• [FRAGMENTO PARA LEER]:
════

Y bueno ese primer día encontramos a Silvia se llamaba. La mujer estaba ahí a la vuelta de Ipam, en Sarmiento y Gaboto. Y fui como observadora, porque yo también estaba expectante a ver cómo se abordaba a una mujer. Cómo le empezas a hablar y demás. Nunca más la volvimos a ver a Silvia, fuimos unas cuantas veces pero no la encontramos, y nunca más la volvimos a encontrar. Fue tranquilo ella nos recibió y aceptó escucharnos. Yo en esa visita no hable más que saludar y darle el abrazo de saludo. En esa esa primera vez hablaron Alejandra y la hermana Priscilla le explicaron, le preguntamos cómo se sentía, que días iba a ir, como también después poder hacer un seguimiento. Y no ella fue muy cálida también.
¿Cuál fue la historia que más se te quedó grabada en tu memoria?
Fue una de las primeras veces que yo fui que conocí una chica trans que encontramos por la zona de la terminal. Me contó que había tenido tuberculosis y HIV. Y que tenía una petaquita de whiskey en la mano viste así medio escondida. Y entonces, me contó que tenía dos hijos, que el más chiquito tenía cuatro años; entonces le preguntamos dónde estaba y nos dijo que estaba con la hermana. Me acuerdo que llegué a mi casa llorando.

════

• [EXTRACTO DE DATOS]:
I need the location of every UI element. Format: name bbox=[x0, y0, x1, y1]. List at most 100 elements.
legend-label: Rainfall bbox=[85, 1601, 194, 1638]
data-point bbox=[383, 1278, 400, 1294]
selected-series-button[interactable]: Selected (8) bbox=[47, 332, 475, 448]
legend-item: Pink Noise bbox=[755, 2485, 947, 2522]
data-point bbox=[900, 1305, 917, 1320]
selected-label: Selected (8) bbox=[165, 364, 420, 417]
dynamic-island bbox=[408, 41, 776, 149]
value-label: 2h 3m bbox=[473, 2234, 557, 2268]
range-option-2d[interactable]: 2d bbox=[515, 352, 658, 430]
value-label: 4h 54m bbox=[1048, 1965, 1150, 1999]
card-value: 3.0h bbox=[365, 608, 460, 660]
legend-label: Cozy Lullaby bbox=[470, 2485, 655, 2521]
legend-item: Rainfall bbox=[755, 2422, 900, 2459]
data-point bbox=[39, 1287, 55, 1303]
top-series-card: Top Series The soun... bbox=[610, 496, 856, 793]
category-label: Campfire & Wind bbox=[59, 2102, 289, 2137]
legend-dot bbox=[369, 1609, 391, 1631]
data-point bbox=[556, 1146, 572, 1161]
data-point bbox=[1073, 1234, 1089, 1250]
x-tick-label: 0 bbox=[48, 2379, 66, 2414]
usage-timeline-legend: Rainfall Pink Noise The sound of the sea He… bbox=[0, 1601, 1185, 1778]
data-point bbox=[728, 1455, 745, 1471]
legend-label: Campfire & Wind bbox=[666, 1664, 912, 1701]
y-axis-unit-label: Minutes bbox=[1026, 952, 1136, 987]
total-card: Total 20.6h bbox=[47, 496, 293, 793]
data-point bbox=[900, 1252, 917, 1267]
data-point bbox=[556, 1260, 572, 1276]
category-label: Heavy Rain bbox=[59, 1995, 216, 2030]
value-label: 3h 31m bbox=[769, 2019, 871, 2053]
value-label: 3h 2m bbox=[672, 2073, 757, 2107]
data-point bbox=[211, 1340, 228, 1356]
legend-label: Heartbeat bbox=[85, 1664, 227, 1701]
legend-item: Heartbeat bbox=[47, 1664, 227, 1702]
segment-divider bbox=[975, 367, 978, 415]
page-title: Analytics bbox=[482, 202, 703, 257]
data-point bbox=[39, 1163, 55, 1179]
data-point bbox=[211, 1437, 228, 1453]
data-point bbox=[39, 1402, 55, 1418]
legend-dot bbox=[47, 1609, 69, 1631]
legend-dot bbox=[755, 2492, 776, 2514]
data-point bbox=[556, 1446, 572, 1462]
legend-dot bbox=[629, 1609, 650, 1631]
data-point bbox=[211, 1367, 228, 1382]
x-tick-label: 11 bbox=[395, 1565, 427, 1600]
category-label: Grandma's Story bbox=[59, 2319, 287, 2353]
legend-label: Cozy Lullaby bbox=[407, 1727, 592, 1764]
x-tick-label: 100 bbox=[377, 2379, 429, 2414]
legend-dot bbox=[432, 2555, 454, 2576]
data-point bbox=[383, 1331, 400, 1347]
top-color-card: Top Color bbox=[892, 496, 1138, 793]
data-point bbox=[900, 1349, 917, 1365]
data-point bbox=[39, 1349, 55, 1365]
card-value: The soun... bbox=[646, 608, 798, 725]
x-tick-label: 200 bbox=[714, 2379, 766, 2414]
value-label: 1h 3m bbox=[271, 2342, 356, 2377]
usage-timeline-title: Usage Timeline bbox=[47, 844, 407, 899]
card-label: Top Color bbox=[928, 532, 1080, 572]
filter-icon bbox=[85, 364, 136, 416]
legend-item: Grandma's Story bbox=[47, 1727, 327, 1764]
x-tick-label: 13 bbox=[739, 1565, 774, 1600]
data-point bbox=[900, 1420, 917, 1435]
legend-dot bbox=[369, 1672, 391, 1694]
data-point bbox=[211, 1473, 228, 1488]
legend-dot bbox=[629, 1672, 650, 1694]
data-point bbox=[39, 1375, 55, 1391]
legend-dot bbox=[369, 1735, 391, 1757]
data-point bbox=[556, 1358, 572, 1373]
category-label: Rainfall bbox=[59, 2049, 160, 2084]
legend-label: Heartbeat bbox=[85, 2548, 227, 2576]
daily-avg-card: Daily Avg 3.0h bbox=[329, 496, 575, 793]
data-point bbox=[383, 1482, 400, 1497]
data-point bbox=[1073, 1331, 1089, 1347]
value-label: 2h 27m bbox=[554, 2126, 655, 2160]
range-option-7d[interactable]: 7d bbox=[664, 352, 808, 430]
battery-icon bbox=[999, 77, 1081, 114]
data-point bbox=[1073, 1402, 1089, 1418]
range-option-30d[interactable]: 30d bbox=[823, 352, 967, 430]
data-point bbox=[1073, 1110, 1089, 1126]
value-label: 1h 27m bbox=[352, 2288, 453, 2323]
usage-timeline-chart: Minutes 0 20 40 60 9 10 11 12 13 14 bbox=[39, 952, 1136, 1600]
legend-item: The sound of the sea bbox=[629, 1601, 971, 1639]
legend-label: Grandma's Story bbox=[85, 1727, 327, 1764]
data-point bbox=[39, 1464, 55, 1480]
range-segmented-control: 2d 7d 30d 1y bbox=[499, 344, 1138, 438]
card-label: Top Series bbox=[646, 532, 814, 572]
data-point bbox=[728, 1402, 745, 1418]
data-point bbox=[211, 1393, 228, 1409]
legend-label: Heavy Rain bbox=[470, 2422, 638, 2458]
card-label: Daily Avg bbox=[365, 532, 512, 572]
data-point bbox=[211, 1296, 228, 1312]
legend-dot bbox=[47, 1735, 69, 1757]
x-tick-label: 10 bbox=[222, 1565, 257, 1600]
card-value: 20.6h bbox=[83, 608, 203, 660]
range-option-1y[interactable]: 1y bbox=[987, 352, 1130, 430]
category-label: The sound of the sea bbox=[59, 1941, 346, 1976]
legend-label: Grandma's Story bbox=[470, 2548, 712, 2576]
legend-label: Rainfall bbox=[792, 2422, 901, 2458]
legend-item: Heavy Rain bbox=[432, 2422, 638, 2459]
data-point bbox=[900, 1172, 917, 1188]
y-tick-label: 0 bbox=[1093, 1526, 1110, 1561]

════

Según el fragmento para leer, ¿en qué lugar encontraron a Silvia aquel primer día?

A la vuelta de Ipam, en Sarmiento y Gaboto.